- **Your objective**: Below, find each line holding "направляет" and state how many there are, using the number alone.

* START Entries provided *

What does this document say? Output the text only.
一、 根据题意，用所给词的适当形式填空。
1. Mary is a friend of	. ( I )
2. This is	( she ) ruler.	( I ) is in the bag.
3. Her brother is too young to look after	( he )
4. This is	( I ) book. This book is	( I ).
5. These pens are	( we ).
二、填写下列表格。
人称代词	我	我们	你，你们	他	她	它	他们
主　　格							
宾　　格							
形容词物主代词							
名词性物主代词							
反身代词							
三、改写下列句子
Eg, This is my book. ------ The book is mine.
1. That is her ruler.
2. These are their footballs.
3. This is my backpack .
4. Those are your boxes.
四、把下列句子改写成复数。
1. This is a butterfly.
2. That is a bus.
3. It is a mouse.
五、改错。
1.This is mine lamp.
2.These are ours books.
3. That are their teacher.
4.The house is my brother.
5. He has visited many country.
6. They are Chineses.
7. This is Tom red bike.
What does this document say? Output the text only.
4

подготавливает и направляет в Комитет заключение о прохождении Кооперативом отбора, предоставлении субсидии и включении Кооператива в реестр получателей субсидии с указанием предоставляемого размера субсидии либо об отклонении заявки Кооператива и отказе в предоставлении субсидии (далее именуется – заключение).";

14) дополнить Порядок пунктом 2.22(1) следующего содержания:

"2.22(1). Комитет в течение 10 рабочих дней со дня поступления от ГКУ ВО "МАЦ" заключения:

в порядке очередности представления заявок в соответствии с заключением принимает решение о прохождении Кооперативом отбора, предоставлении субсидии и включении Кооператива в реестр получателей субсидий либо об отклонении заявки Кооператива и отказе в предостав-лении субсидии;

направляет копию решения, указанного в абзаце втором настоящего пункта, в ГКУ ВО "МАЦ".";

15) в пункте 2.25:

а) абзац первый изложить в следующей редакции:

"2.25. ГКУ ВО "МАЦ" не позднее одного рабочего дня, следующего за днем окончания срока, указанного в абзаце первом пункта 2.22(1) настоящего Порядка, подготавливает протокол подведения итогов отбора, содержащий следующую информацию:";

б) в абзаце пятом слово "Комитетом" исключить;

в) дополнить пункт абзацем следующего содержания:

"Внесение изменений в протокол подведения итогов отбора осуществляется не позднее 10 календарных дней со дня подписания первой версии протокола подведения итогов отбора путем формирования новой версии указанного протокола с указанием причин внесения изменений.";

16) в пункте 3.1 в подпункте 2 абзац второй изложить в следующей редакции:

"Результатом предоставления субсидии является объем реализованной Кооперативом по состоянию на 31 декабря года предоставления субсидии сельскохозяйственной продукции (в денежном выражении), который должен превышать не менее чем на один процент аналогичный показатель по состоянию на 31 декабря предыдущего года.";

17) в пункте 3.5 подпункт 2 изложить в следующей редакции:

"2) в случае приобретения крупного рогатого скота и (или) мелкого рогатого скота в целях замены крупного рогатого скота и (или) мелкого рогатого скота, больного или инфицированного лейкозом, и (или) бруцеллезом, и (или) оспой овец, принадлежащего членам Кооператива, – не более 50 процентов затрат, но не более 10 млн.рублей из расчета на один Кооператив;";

* END Entries provided *

- **Expected output**: 2